▸ Data provided:
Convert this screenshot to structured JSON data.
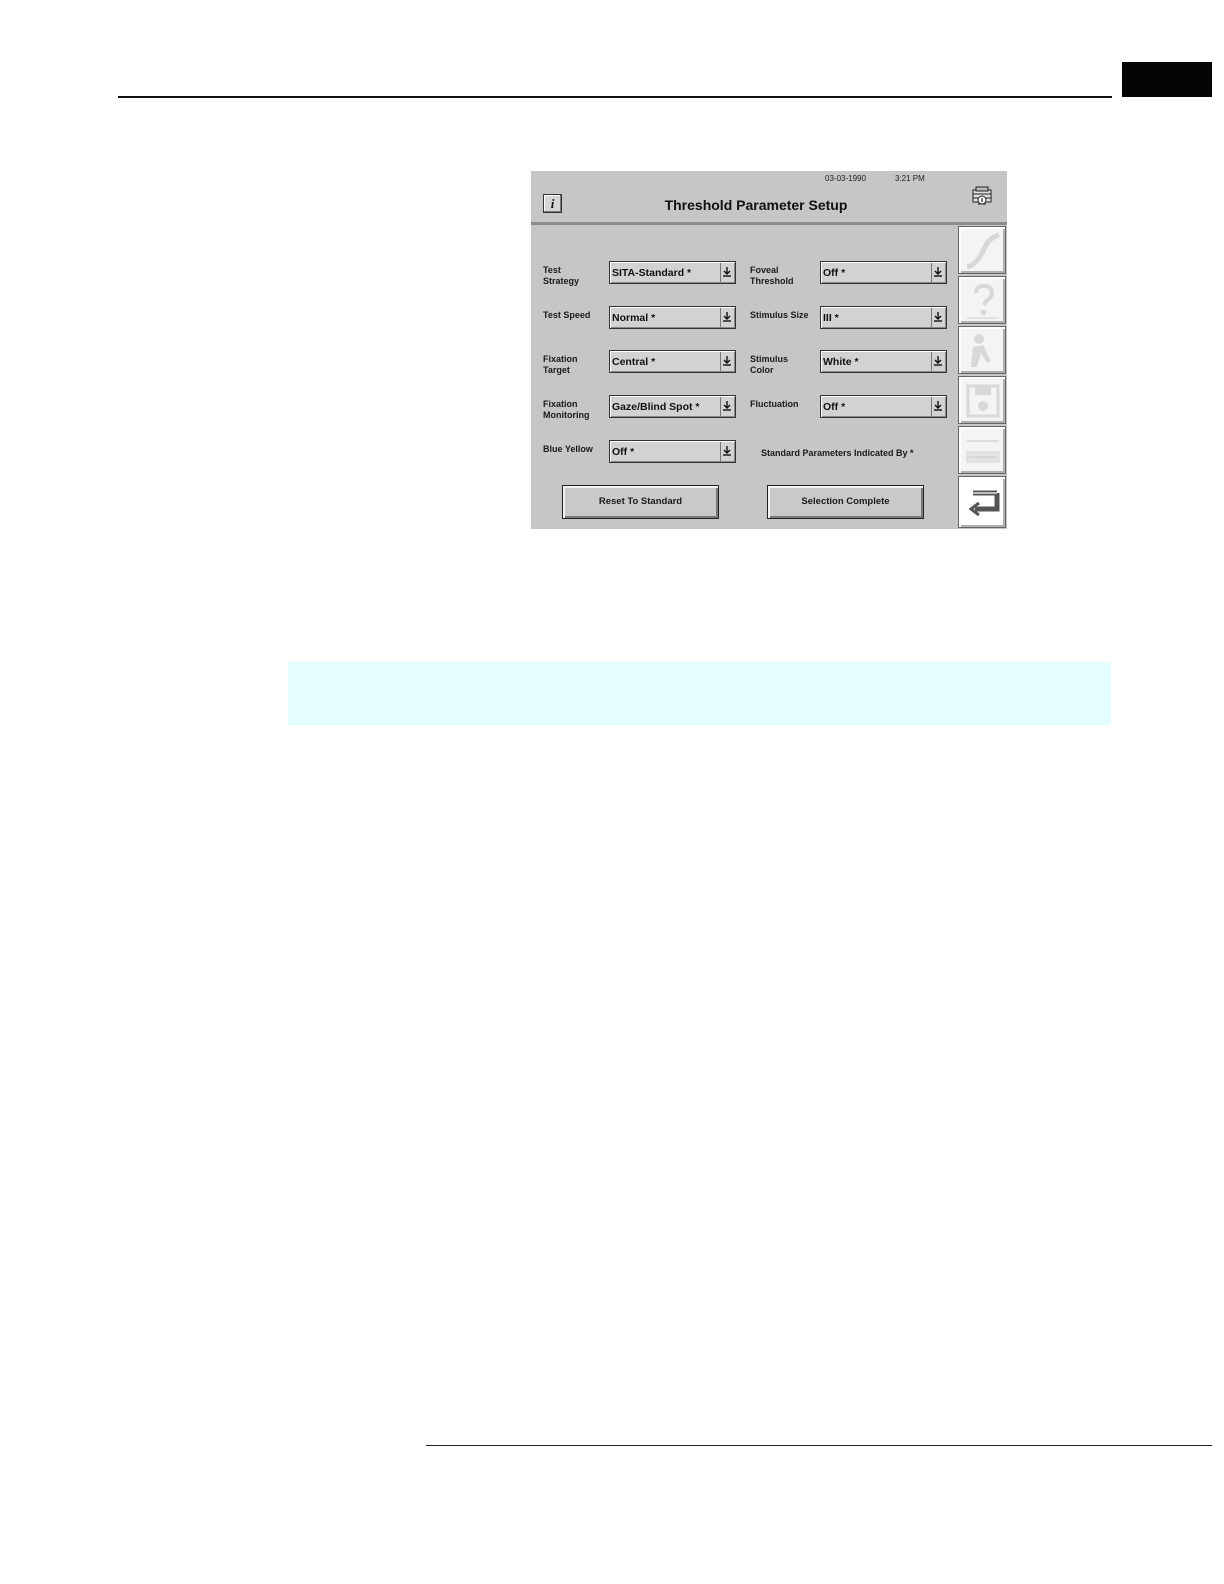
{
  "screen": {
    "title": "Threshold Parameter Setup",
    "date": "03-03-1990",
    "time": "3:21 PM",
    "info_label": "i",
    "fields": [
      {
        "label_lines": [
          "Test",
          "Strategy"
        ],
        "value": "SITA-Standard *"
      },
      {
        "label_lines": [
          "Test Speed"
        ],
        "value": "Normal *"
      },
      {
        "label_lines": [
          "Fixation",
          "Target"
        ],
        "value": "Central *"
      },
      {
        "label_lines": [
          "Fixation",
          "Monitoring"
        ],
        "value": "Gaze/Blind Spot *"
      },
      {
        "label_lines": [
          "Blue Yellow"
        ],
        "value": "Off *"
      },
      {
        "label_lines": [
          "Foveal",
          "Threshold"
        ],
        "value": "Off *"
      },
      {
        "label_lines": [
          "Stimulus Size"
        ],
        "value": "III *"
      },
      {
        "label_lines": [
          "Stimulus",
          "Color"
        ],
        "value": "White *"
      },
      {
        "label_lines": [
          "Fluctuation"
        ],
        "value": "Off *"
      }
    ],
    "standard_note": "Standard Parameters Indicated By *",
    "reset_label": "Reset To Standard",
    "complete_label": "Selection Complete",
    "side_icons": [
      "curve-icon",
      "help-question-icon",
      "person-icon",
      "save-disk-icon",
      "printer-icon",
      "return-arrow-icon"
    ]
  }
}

▸ Exercise prompt:
Leave out the pictures and transcribe the entries above exactly.

▸ Solution below:
Convert this screenshot to structured JSON data.
{
  "screen": {
    "title": "Threshold Parameter Setup",
    "date": "03-03-1990",
    "time": "3:21 PM",
    "info_label": "i",
    "fields": [
      {
        "label_lines": [
          "Test",
          "Strategy"
        ],
        "value": "SITA-Standard *"
      },
      {
        "label_lines": [
          "Test Speed"
        ],
        "value": "Normal *"
      },
      {
        "label_lines": [
          "Fixation",
          "Target"
        ],
        "value": "Central *"
      },
      {
        "label_lines": [
          "Fixation",
          "Monitoring"
        ],
        "value": "Gaze/Blind Spot *"
      },
      {
        "label_lines": [
          "Blue Yellow"
        ],
        "value": "Off *"
      },
      {
        "label_lines": [
          "Foveal",
          "Threshold"
        ],
        "value": "Off *"
      },
      {
        "label_lines": [
          "Stimulus Size"
        ],
        "value": "III *"
      },
      {
        "label_lines": [
          "Stimulus",
          "Color"
        ],
        "value": "White *"
      },
      {
        "label_lines": [
          "Fluctuation"
        ],
        "value": "Off *"
      }
    ],
    "standard_note": "Standard Parameters Indicated By *",
    "reset_label": "Reset To Standard",
    "complete_label": "Selection Complete",
    "side_icons": [
      "curve-icon",
      "help-question-icon",
      "person-icon",
      "save-disk-icon",
      "printer-icon",
      "return-arrow-icon"
    ]
  }
}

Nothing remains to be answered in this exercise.